Saved data entries

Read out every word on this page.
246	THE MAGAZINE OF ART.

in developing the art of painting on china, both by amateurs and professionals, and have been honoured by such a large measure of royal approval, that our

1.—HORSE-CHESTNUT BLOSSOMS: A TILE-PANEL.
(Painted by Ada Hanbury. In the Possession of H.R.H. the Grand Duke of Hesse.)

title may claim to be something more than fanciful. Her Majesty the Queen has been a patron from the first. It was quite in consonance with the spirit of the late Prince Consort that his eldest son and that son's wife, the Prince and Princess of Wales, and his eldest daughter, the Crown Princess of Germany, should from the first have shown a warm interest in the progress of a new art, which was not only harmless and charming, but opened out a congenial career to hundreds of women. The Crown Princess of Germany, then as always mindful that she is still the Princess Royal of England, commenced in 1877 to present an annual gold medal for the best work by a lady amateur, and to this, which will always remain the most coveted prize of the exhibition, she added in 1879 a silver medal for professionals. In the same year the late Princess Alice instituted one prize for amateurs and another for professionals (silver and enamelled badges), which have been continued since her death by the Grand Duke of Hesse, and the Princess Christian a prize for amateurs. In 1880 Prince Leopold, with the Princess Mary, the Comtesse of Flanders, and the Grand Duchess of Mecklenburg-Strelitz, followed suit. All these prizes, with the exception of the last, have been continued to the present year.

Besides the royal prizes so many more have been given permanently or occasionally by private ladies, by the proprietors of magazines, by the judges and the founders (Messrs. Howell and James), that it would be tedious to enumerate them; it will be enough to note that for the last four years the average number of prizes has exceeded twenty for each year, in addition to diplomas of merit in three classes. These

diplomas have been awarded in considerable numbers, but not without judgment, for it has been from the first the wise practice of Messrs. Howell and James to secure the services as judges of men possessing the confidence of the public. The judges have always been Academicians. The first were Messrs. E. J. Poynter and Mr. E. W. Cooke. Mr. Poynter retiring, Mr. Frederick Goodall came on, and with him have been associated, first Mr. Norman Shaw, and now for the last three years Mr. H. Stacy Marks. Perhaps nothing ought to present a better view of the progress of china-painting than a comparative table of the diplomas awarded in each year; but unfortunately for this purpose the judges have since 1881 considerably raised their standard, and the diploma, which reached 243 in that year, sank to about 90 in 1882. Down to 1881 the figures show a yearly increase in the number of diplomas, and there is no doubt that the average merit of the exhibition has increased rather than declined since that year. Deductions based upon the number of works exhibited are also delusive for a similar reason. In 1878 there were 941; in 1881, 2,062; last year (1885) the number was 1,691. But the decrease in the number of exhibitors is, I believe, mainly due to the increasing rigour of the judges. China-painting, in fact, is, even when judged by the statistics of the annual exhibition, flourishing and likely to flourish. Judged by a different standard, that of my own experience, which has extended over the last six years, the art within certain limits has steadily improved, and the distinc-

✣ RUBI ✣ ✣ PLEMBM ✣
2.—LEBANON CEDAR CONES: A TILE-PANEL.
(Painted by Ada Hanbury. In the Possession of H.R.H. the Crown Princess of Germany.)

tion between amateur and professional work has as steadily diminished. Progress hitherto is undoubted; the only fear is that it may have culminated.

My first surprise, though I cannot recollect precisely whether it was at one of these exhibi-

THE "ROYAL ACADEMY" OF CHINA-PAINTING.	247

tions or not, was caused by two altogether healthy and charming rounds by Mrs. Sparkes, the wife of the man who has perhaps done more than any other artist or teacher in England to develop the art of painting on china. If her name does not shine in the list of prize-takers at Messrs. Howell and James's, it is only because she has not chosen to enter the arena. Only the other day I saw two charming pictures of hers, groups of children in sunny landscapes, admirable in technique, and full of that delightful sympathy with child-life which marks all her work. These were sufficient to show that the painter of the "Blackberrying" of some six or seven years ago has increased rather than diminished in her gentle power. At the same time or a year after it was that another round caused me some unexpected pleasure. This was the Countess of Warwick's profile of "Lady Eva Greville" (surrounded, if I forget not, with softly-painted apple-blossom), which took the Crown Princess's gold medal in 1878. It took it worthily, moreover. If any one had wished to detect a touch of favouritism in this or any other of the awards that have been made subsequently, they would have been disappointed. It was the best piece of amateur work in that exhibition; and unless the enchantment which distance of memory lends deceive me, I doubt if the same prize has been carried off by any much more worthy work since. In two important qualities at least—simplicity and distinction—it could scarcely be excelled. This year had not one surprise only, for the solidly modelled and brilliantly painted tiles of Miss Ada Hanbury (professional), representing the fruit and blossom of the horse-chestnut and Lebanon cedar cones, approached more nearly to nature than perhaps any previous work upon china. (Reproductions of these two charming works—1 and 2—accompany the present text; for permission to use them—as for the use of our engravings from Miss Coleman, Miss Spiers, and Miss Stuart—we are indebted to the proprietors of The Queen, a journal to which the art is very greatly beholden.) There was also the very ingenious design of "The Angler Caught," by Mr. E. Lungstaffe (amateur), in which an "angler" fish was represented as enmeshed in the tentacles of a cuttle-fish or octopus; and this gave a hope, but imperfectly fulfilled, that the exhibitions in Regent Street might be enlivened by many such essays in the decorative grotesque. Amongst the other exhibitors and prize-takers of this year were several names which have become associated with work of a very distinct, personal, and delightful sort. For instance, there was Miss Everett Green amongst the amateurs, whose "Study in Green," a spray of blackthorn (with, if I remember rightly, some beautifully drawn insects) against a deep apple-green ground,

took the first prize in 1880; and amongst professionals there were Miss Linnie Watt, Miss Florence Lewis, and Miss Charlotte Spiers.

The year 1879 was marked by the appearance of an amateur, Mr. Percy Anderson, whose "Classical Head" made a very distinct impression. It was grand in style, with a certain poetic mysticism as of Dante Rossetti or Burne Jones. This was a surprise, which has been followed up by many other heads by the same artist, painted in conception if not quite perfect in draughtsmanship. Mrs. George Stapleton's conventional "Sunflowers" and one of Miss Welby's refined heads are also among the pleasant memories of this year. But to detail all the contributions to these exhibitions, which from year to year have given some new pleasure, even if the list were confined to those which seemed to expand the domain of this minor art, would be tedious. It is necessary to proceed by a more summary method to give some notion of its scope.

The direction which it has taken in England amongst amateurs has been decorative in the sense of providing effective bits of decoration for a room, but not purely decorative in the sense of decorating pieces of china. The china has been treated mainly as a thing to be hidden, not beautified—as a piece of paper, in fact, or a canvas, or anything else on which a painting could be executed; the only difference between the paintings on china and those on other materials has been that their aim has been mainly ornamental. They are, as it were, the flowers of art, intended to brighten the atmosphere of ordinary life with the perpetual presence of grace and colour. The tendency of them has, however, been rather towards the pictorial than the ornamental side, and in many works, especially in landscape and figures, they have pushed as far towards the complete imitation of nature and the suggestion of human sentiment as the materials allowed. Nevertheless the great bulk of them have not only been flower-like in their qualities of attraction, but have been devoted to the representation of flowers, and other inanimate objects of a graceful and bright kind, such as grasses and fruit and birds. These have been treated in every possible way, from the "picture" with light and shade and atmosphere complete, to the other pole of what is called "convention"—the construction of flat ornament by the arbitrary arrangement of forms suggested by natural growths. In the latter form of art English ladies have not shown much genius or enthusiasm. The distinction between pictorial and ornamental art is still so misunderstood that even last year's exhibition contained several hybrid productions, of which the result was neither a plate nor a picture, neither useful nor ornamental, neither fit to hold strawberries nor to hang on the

Instruction ▸ Repeat the listing exactly, from its first line to its last.

Result for this exercise ▸
Read out every word on this page.
246	THE MAGAZINE OF ART.

in developing the art of painting on china, both by amateurs and professionals, and have been honoured by such a large measure of royal approval, that our

1.—HORSE-CHESTNUT BLOSSOMS: A TILE-PANEL.
(Painted by Ada Hanbury. In the Possession of H.R.H. the Grand Duke of Hesse.)

title may claim to be something more than fanciful. Her Majesty the Queen has been a patron from the first. It was quite in consonance with the spirit of the late Prince Consort that his eldest son and that son's wife, the Prince and Princess of Wales, and his eldest daughter, the Crown Princess of Germany, should from the first have shown a warm interest in the progress of a new art, which was not only harmless and charming, but opened out a congenial career to hundreds of women. The Crown Princess of Germany, then as always mindful that she is still the Princess Royal of England, commenced in 1877 to present an annual gold medal for the best work by a lady amateur, and to this, which will always remain the most coveted prize of the exhibition, she added in 1879 a silver medal for professionals. In the same year the late Princess Alice instituted one prize for amateurs and another for professionals (silver and enamelled badges), which have been continued since her death by the Grand Duke of Hesse, and the Princess Christian a prize for amateurs. In 1880 Prince Leopold, with the Princess Mary, the Comtesse of Flanders, and the Grand Duchess of Mecklenburg-Strelitz, followed suit. All these prizes, with the exception of the last, have been continued to the present year.

Besides the royal prizes so many more have been given permanently or occasionally by private ladies, by the proprietors of magazines, by the judges and the founders (Messrs. Howell and James), that it would be tedious to enumerate them; it will be enough to note that for the last four years the average number of prizes has exceeded twenty for each year, in addition to diplomas of merit in three classes. These

diplomas have been awarded in considerable numbers, but not without judgment, for it has been from the first the wise practice of Messrs. Howell and James to secure the services as judges of men possessing the confidence of the public. The judges have always been Academicians. The first were Messrs. E. J. Poynter and Mr. E. W. Cooke. Mr. Poynter retiring, Mr. Frederick Goodall came on, and with him have been associated, first Mr. Norman Shaw, and now for the last three years Mr. H. Stacy Marks. Perhaps nothing ought to present a better view of the progress of china-painting than a comparative table of the diplomas awarded in each year; but unfortunately for this purpose the judges have since 1881 considerably raised their standard, and the diploma, which reached 243 in that year, sank to about 90 in 1882. Down to 1881 the figures show a yearly increase in the number of diplomas, and there is no doubt that the average merit of the exhibition has increased rather than declined since that year. Deductions based upon the number of works exhibited are also delusive for a similar reason. In 1878 there were 941; in 1881, 2,062; last year (1885) the number was 1,691. But the decrease in the number of exhibitors is, I believe, mainly due to the increasing rigour of the judges. China-painting, in fact, is, even when judged by the statistics of the annual exhibition, flourishing and likely to flourish. Judged by a different standard, that of my own experience, which has extended over the last six years, the art within certain limits has steadily improved, and the distinc-

✣ RUBI ✣ ✣ PLEMBM ✣
2.—LEBANON CEDAR CONES: A TILE-PANEL.
(Painted by Ada Hanbury. In the Possession of H.R.H. the Crown Princess of Germany.)

tion between amateur and professional work has as steadily diminished. Progress hitherto is undoubted; the only fear is that it may have culminated.

My first surprise, though I cannot recollect precisely whether it was at one of these exhibi-

THE "ROYAL ACADEMY" OF CHINA-PAINTING.	247

tions or not, was caused by two altogether healthy and charming rounds by Mrs. Sparkes, the wife of the man who has perhaps done more than any other artist or teacher in England to develop the art of painting on china. If her name does not shine in the list of prize-takers at Messrs. Howell and James's, it is only because she has not chosen to enter the arena. Only the other day I saw two charming pictures of hers, groups of children in sunny landscapes, admirable in technique, and full of that delightful sympathy with child-life which marks all her work. These were sufficient to show that the painter of the "Blackberrying" of some six or seven years ago has increased rather than diminished in her gentle power. At the same time or a year after it was that another round caused me some unexpected pleasure. This was the Countess of Warwick's profile of "Lady Eva Greville" (surrounded, if I forget not, with softly-painted apple-blossom), which took the Crown Princess's gold medal in 1878. It took it worthily, moreover. If any one had wished to detect a touch of favouritism in this or any other of the awards that have been made subsequently, they would have been disappointed. It was the best piece of amateur work in that exhibition; and unless the enchantment which distance of memory lends deceive me, I doubt if the same prize has been carried off by any much more worthy work since. In two important qualities at least—simplicity and distinction—it could scarcely be excelled. This year had not one surprise only, for the solidly modelled and brilliantly painted tiles of Miss Ada Hanbury (professional), representing the fruit and blossom of the horse-chestnut and Lebanon cedar cones, approached more nearly to nature than perhaps any previous work upon china. (Reproductions of these two charming works—1 and 2—accompany the present text; for permission to use them—as for the use of our engravings from Miss Coleman, Miss Spiers, and Miss Stuart—we are indebted to the proprietors of The Queen, a journal to which the art is very greatly beholden.) There was also the very ingenious design of "The Angler Caught," by Mr. E. Lungstaffe (amateur), in which an "angler" fish was represented as enmeshed in the tentacles of a cuttle-fish or octopus; and this gave a hope, but imperfectly fulfilled, that the exhibitions in Regent Street might be enlivened by many such essays in the decorative grotesque. Amongst the other exhibitors and prize-takers of this year were several names which have become associated with work of a very distinct, personal, and delightful sort. For instance, there was Miss Everett Green amongst the amateurs, whose "Study in Green," a spray of blackthorn (with, if I remember rightly, some beautifully drawn insects) against a deep apple-green ground,

took the first prize in 1880; and amongst professionals there were Miss Linnie Watt, Miss Florence Lewis, and Miss Charlotte Spiers.

The year 1879 was marked by the appearance of an amateur, Mr. Percy Anderson, whose "Classical Head" made a very distinct impression. It was grand in style, with a certain poetic mysticism as of Dante Rossetti or Burne Jones. This was a surprise, which has been followed up by many other heads by the same artist, painted in conception if not quite perfect in draughtsmanship. Mrs. George Stapleton's conventional "Sunflowers" and one of Miss Welby's refined heads are also among the pleasant memories of this year. But to detail all the contributions to these exhibitions, which from year to year have given some new pleasure, even if the list were confined to those which seemed to expand the domain of this minor art, would be tedious. It is necessary to proceed by a more summary method to give some notion of its scope.

The direction which it has taken in England amongst amateurs has been decorative in the sense of providing effective bits of decoration for a room, but not purely decorative in the sense of decorating pieces of china. The china has been treated mainly as a thing to be hidden, not beautified—as a piece of paper, in fact, or a canvas, or anything else on which a painting could be executed; the only difference between the paintings on china and those on other materials has been that their aim has been mainly ornamental. They are, as it were, the flowers of art, intended to brighten the atmosphere of ordinary life with the perpetual presence of grace and colour. The tendency of them has, however, been rather towards the pictorial than the ornamental side, and in many works, especially in landscape and figures, they have pushed as far towards the complete imitation of nature and the suggestion of human sentiment as the materials allowed. Nevertheless the great bulk of them have not only been flower-like in their qualities of attraction, but have been devoted to the representation of flowers, and other inanimate objects of a graceful and bright kind, such as grasses and fruit and birds. These have been treated in every possible way, from the "picture" with light and shade and atmosphere complete, to the other pole of what is called "convention"—the construction of flat ornament by the arbitrary arrangement of forms suggested by natural growths. In the latter form of art English ladies have not shown much genius or enthusiasm. The distinction between pictorial and ornamental art is still so misunderstood that even last year's exhibition contained several hybrid productions, of which the result was neither a plate nor a picture, neither useful nor ornamental, neither fit to hold strawberries nor to hang on the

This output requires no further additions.